Stored data →
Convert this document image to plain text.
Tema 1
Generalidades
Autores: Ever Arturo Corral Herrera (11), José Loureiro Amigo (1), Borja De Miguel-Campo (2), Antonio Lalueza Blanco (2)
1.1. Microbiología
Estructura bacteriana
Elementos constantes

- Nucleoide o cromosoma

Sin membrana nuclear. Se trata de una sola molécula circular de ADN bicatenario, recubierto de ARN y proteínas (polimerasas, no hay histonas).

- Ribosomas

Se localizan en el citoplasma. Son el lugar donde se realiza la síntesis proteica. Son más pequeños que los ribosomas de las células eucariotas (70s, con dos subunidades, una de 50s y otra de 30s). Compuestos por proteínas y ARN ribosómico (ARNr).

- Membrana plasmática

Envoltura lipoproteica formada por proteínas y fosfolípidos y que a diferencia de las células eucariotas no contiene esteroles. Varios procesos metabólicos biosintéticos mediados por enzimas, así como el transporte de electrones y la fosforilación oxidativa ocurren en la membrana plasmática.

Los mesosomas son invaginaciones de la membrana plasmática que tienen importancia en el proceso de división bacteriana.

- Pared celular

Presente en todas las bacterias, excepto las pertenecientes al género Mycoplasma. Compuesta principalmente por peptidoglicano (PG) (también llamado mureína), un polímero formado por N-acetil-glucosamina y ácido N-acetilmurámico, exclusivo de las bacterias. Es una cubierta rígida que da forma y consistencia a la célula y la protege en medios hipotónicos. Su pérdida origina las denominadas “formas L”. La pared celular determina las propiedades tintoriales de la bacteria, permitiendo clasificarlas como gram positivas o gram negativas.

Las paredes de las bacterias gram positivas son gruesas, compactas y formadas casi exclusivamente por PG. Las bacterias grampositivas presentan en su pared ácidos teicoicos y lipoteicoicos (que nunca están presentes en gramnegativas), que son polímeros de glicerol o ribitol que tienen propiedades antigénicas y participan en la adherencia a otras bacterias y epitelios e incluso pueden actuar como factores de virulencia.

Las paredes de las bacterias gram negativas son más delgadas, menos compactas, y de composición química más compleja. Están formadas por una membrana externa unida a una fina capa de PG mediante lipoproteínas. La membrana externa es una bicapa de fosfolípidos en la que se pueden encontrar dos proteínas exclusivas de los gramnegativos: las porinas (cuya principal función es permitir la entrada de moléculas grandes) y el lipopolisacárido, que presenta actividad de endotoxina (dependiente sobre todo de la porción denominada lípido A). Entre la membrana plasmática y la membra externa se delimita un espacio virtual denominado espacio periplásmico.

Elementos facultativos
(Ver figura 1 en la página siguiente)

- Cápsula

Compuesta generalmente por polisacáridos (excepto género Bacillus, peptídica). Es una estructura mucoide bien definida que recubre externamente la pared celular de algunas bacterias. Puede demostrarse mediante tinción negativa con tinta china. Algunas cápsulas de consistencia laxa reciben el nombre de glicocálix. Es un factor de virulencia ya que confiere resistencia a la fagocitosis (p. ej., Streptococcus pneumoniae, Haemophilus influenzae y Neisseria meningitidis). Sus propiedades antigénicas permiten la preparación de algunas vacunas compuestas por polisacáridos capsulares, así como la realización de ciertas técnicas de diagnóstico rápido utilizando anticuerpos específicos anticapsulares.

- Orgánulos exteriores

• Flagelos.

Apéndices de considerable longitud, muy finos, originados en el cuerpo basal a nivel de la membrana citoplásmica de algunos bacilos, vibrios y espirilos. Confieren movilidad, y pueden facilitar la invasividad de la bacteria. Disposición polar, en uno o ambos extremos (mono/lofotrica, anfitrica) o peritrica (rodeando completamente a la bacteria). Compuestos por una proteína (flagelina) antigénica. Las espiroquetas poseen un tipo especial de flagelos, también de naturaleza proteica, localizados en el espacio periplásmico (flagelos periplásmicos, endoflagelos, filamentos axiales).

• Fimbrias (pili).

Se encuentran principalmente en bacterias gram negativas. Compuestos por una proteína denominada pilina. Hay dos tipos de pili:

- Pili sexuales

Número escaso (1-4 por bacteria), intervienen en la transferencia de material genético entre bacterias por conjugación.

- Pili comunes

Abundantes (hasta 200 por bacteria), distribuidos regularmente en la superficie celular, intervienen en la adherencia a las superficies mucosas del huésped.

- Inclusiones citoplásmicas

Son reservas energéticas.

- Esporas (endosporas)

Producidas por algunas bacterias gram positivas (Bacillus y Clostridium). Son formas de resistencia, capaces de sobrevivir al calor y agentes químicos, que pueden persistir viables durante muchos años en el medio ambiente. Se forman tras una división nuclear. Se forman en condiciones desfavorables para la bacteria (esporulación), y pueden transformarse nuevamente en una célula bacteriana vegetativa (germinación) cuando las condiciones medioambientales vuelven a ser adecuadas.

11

EXERCISE GOAL → Every line of the records containing the word "adherencia" must appear in the answer.

RESULT BELOW →
Las paredes de las bacterias gram positivas son gruesas, compactas y formadas casi exclusivamente por PG. Las bacterias grampositivas presentan en su pared ácidos teicoicos y lipoteicoicos (que nunca están presentes en gramnegativas), que son polímeros de glicerol o ribitol que tienen propiedades antigénicas y participan en la adherencia a otras bacterias y epitelios e incluso pueden actuar como factores de virulencia.
Abundantes (hasta 200 por bacteria), distribuidos regularmente en la superficie celular, intervienen en la adherencia a las superficies mucosas del huésped.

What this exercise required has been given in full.